== GIVEN INFORMATION

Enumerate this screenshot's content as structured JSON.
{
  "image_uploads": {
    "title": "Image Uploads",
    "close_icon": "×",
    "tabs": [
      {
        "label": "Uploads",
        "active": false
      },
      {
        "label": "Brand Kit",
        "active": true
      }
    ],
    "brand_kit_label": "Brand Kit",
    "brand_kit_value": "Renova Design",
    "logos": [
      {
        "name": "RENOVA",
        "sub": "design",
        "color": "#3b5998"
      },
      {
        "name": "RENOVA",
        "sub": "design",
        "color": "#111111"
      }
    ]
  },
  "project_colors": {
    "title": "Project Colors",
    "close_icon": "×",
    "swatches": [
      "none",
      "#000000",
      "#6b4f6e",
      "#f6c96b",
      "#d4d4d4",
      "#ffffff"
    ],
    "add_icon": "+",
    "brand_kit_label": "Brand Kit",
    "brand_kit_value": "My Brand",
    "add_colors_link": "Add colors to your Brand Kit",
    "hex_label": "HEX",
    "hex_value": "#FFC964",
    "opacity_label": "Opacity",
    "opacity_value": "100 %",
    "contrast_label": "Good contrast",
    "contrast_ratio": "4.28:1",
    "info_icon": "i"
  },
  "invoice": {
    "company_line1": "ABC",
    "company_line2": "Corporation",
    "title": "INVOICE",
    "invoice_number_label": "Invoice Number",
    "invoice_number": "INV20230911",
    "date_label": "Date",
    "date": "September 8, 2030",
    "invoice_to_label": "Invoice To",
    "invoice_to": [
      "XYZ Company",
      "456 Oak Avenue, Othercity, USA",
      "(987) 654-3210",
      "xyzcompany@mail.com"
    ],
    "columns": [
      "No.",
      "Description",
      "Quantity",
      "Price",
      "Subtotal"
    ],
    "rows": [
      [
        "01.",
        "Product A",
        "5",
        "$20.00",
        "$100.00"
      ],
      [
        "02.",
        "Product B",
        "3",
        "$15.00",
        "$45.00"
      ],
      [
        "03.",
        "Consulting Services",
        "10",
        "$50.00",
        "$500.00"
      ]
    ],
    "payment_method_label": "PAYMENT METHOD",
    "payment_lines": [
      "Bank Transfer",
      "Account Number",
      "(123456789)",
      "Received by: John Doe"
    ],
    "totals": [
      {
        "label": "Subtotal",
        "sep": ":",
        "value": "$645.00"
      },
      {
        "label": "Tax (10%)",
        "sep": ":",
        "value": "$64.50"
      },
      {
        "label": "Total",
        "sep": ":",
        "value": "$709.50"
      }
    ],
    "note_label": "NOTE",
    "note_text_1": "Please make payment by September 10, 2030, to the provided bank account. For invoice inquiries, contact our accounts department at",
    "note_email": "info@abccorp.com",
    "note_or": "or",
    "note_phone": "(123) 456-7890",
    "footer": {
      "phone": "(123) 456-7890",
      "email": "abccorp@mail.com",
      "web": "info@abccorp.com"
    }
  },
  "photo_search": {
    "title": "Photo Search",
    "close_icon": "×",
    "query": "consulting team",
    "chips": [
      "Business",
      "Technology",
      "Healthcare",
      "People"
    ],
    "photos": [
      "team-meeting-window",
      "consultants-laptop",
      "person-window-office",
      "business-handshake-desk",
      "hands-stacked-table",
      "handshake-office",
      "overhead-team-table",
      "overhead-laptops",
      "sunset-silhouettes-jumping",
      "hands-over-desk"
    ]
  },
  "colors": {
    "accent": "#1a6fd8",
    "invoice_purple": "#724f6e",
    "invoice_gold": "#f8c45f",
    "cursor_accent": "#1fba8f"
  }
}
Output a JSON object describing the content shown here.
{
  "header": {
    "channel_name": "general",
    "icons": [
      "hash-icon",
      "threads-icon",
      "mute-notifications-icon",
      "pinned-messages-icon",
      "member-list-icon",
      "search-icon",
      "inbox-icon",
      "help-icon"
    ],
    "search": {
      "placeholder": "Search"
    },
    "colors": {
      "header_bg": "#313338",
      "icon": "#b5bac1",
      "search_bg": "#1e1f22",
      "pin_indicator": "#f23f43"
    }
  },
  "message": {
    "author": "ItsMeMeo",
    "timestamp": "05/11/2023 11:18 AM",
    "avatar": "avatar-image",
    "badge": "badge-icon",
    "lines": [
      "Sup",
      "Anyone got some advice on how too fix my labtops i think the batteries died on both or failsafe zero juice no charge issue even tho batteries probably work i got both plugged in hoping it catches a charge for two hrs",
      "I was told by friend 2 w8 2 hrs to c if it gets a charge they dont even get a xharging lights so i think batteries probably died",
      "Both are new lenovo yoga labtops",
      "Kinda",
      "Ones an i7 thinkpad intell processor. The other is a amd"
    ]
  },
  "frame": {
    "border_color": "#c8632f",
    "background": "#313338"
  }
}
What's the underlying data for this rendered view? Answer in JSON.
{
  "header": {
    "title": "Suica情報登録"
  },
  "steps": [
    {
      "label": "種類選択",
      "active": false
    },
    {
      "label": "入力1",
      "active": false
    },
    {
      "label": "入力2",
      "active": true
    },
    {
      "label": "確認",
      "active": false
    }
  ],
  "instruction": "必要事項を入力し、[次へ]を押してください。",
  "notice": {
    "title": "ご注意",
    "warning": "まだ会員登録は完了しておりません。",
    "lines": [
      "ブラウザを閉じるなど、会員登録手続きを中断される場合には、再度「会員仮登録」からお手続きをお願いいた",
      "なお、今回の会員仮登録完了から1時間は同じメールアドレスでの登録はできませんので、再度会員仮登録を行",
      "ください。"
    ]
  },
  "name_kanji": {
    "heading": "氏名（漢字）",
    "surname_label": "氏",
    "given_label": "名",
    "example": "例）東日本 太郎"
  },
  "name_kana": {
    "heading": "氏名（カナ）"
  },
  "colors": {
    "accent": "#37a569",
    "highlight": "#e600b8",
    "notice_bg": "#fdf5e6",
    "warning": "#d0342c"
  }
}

====

EXERCISE:
What is the number of lines in the records above that include the word "team"? Reply with that number and nothing more.

THE ANSWER:
3